_Task prompt_.
Among the records below, find each line that includes the string "this" and copy it.

-- Start of Information supplied --

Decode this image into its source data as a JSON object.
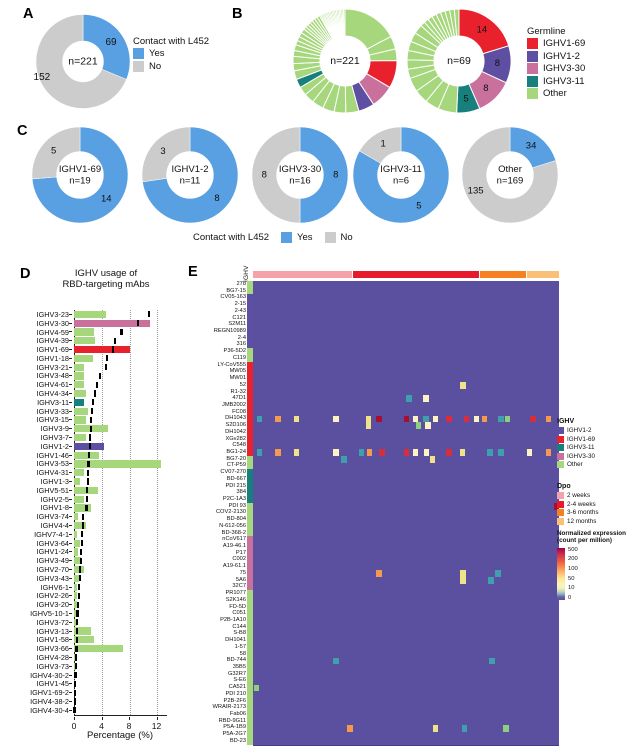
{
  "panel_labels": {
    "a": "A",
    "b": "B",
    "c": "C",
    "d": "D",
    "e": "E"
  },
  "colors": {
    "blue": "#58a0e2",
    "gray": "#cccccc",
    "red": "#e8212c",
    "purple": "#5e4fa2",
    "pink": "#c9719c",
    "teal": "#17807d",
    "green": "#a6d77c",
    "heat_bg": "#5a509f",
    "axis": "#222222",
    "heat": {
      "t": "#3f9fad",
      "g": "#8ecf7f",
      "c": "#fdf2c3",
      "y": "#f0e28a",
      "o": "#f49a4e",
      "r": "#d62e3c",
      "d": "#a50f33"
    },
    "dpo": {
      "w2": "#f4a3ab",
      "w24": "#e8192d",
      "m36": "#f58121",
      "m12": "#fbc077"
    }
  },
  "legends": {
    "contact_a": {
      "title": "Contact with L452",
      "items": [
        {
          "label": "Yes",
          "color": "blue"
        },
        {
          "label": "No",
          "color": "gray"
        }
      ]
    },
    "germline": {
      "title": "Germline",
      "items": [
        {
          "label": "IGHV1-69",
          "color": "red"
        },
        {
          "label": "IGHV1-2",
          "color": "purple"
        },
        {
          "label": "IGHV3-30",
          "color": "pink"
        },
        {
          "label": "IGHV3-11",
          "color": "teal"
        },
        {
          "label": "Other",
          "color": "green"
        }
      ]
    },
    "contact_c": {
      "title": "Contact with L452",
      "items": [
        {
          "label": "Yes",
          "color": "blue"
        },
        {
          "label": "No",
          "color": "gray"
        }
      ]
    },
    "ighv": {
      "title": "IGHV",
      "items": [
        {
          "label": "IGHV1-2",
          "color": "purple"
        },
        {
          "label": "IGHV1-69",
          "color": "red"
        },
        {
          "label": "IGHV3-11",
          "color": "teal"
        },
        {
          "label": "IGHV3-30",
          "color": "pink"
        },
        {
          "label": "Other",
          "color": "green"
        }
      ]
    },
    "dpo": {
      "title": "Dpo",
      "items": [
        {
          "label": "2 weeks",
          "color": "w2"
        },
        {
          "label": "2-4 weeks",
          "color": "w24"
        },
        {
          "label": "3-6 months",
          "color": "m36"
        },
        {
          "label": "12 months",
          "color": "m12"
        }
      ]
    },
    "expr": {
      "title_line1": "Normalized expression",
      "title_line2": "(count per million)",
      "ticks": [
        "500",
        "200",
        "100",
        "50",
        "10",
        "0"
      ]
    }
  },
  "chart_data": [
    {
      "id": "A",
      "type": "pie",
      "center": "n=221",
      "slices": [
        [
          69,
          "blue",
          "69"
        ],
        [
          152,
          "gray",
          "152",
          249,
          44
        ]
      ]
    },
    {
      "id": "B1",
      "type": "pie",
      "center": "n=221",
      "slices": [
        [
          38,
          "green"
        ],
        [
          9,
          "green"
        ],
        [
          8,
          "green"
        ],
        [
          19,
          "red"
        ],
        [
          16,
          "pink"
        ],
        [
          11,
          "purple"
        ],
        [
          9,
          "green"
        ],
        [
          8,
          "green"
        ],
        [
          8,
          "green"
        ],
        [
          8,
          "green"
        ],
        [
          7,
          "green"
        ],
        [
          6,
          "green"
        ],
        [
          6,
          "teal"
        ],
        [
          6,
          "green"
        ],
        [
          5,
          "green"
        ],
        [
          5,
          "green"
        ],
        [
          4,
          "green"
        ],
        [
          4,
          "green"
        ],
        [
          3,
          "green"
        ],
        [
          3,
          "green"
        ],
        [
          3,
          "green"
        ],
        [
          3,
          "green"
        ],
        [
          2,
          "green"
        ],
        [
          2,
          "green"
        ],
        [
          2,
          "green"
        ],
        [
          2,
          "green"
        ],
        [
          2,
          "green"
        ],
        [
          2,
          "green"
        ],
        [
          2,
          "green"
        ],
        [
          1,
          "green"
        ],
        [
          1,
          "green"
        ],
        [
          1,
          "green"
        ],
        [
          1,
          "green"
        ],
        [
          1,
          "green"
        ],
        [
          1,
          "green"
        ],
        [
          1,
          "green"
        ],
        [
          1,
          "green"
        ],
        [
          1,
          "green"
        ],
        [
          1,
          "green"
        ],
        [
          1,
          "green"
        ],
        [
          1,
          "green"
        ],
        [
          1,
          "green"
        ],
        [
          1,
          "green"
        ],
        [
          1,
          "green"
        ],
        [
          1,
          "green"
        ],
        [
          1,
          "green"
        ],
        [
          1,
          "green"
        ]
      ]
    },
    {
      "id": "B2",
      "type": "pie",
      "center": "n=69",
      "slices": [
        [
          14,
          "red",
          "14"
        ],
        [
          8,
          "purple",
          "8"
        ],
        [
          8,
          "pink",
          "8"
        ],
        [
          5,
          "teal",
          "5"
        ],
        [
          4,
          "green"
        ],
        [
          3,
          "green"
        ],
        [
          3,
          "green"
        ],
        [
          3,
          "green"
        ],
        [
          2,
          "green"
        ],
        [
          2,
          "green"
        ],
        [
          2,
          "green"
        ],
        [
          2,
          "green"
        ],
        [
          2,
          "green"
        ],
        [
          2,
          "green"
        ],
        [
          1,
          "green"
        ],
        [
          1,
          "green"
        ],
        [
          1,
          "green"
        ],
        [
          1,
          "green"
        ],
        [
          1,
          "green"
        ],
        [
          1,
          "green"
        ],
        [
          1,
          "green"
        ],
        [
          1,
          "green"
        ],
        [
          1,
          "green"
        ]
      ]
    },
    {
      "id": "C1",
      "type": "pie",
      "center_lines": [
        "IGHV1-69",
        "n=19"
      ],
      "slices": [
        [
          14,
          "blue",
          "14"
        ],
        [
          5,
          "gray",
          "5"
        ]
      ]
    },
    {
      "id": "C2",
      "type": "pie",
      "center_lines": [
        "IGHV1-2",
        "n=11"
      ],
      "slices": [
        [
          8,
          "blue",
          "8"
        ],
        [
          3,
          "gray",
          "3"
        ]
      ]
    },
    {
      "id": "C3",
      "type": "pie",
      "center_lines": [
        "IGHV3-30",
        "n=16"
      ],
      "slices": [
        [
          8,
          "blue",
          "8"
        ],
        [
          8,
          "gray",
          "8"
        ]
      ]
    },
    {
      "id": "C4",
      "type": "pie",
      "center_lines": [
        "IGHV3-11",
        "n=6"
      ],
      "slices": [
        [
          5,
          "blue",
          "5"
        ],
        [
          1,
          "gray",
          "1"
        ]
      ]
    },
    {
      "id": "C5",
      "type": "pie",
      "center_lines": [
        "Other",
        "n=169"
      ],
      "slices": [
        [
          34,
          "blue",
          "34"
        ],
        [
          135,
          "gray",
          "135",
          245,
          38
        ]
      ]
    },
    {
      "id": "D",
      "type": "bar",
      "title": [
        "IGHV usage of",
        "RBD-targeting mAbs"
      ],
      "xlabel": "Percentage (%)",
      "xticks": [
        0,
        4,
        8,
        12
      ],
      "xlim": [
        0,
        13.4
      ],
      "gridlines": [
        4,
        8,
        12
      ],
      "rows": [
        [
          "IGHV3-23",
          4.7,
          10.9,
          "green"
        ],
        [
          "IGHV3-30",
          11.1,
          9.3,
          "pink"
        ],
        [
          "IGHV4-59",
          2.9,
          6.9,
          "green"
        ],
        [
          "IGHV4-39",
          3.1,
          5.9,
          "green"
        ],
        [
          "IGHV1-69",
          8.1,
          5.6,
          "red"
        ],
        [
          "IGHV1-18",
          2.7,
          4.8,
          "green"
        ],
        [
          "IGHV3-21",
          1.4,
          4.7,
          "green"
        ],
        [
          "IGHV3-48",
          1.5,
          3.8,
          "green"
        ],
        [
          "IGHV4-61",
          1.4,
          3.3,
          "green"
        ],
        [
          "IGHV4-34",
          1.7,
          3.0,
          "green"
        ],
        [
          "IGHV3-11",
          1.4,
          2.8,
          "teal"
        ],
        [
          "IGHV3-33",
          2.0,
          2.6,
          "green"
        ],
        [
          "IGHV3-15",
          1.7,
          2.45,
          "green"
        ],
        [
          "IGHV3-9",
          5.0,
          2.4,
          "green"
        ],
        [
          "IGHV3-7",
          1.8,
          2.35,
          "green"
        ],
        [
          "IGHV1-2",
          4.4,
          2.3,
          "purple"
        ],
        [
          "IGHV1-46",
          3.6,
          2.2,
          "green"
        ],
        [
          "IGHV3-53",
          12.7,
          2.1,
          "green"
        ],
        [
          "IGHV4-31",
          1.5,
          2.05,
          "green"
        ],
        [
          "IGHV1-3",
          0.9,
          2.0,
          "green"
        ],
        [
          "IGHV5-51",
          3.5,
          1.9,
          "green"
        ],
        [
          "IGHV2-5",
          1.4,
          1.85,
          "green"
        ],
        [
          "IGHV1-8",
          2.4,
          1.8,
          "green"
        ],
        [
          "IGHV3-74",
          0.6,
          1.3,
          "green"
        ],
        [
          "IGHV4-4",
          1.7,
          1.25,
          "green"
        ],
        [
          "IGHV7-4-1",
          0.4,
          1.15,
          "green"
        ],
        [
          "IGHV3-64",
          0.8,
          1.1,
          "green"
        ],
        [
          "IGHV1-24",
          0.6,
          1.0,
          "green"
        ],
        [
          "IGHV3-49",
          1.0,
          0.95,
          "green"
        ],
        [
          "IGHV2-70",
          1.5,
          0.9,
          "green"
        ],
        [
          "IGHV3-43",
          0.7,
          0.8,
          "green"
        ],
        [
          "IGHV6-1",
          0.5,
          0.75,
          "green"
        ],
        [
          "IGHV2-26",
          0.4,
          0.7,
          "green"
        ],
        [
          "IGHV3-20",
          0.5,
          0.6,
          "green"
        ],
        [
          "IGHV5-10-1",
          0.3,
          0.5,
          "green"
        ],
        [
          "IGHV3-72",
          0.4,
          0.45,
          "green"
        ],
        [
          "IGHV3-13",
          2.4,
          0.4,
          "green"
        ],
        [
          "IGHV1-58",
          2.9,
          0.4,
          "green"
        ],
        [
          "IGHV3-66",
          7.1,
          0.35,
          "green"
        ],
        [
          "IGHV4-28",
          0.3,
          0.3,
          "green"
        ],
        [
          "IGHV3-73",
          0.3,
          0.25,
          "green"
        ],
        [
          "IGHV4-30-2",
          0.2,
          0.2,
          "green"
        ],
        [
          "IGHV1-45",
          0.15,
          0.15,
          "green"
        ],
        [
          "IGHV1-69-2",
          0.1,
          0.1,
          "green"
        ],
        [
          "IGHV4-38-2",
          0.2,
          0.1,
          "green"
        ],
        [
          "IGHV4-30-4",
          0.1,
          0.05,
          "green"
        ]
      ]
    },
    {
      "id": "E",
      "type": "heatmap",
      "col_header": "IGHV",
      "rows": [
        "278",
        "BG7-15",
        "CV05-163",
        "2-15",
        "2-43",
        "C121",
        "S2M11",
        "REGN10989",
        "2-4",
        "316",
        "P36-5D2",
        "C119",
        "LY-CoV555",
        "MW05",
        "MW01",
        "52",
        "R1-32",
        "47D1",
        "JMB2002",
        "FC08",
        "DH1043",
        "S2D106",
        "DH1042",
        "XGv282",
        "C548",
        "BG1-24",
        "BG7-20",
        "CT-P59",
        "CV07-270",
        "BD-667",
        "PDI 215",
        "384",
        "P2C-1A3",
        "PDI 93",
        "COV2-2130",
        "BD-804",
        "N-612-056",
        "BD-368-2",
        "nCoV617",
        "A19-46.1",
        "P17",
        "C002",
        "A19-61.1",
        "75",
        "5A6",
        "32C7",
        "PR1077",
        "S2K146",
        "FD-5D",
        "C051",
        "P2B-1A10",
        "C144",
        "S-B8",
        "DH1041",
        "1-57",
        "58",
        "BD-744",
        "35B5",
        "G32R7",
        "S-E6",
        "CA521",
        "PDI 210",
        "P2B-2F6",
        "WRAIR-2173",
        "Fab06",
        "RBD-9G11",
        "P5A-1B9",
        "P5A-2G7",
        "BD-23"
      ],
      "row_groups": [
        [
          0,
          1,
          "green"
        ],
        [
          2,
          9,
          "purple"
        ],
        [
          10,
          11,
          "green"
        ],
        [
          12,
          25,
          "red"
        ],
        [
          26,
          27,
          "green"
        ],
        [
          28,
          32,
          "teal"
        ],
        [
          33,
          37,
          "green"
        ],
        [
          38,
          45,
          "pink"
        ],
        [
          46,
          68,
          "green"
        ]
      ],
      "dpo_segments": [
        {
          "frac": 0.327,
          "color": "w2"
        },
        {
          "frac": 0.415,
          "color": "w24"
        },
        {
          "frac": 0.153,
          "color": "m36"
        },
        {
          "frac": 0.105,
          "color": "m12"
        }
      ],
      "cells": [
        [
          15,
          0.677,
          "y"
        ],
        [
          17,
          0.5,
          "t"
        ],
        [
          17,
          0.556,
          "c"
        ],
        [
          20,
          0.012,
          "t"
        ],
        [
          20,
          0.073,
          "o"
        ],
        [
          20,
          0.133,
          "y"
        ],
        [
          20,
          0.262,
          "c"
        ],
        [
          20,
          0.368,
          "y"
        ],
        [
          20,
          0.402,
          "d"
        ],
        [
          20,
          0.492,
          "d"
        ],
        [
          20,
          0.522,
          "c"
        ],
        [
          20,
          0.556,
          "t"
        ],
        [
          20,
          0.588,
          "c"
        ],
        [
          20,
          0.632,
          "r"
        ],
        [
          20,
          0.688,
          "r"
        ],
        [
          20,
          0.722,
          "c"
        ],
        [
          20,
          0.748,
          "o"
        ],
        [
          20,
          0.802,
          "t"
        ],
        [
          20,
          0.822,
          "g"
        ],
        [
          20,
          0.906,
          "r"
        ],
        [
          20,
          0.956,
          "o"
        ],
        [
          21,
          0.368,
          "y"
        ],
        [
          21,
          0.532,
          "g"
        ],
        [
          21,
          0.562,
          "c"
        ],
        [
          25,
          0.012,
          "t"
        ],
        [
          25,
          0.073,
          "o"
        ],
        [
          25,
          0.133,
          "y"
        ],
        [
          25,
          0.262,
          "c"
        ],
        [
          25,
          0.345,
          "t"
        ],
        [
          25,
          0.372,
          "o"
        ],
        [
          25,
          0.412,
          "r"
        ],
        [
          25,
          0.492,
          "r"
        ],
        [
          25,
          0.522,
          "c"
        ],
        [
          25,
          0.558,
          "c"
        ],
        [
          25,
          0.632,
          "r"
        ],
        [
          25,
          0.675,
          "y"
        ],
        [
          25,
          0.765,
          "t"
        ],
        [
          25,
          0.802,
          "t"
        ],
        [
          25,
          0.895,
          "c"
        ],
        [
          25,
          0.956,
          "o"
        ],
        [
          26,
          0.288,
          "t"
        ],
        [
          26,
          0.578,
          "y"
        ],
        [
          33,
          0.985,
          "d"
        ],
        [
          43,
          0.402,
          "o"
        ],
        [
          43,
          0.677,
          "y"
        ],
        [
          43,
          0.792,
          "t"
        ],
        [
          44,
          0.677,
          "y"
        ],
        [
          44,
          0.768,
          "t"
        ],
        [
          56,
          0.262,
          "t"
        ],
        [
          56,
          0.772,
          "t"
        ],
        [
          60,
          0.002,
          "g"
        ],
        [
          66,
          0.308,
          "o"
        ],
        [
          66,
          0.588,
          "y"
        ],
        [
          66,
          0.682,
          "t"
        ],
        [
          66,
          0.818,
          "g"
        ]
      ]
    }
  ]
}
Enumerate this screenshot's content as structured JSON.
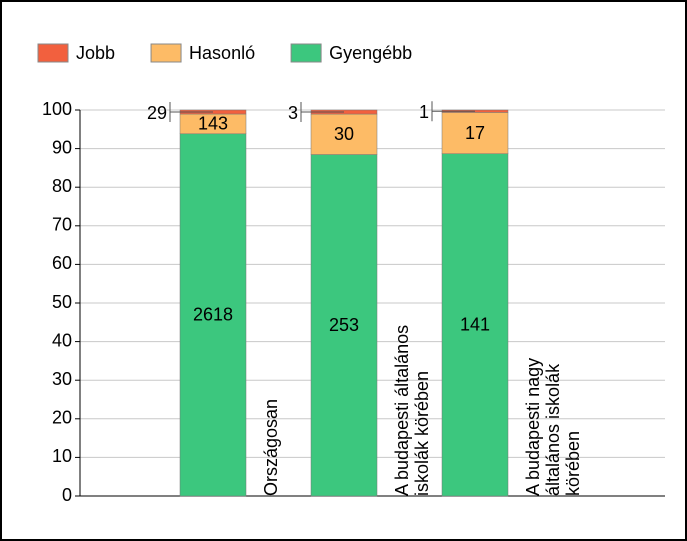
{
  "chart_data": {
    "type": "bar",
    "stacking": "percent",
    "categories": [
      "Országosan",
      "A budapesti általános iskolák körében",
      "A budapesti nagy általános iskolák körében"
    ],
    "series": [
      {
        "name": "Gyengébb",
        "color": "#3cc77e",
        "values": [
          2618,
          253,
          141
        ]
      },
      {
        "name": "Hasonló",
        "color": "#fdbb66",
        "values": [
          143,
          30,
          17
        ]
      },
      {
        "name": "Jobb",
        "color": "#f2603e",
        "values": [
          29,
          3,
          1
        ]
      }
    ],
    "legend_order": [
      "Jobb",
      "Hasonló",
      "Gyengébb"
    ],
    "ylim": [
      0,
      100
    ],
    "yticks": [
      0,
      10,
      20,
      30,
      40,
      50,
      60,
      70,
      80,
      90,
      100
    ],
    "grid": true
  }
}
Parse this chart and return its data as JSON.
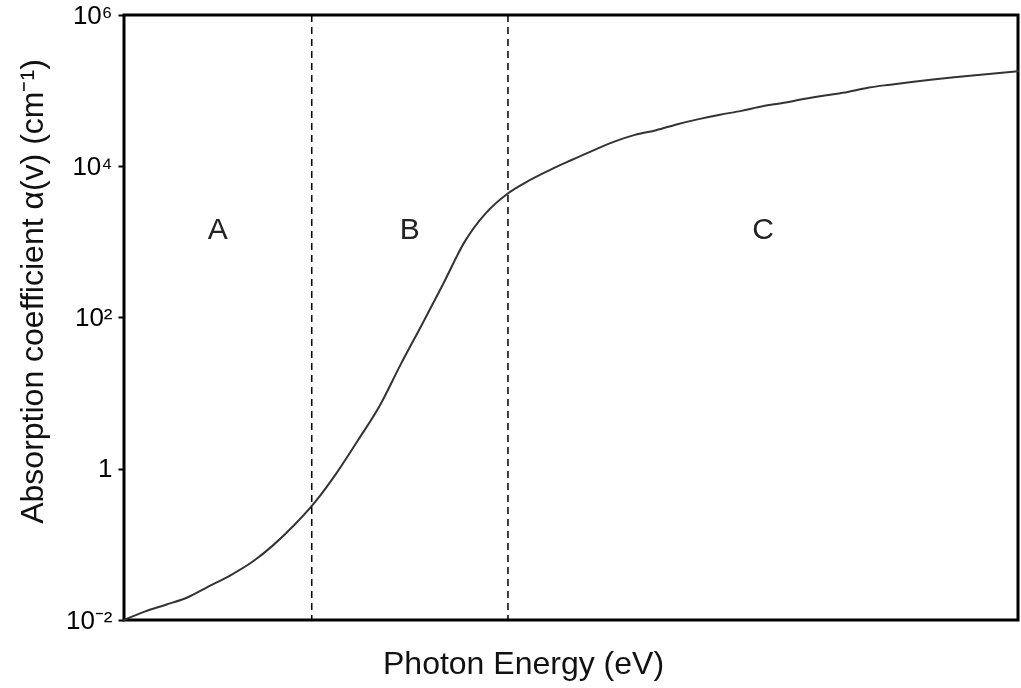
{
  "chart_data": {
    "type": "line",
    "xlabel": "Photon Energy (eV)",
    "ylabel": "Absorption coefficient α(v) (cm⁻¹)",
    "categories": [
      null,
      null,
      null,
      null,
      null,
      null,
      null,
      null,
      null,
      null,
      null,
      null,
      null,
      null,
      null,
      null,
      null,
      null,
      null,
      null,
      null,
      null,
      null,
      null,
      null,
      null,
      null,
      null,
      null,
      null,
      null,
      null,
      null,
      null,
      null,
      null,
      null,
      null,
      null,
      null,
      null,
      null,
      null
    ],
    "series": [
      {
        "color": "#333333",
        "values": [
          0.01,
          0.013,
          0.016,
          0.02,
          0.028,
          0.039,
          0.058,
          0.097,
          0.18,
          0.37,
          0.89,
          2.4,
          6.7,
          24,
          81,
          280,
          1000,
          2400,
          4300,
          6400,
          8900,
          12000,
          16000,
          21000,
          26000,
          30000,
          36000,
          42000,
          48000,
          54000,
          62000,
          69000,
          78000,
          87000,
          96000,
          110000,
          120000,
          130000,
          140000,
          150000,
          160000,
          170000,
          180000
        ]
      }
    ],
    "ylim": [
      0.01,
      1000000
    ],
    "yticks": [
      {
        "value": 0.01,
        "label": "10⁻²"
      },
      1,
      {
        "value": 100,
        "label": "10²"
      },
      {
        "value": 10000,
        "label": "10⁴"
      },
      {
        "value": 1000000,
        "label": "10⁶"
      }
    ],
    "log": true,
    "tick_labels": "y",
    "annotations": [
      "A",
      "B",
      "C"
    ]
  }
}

-- End of Information supplied --

_Solution below_.
Decode this image into its source data as a JSON object.
Enumerate this screenshot's content as structured JSON.
Parse this chart and return its data as JSON.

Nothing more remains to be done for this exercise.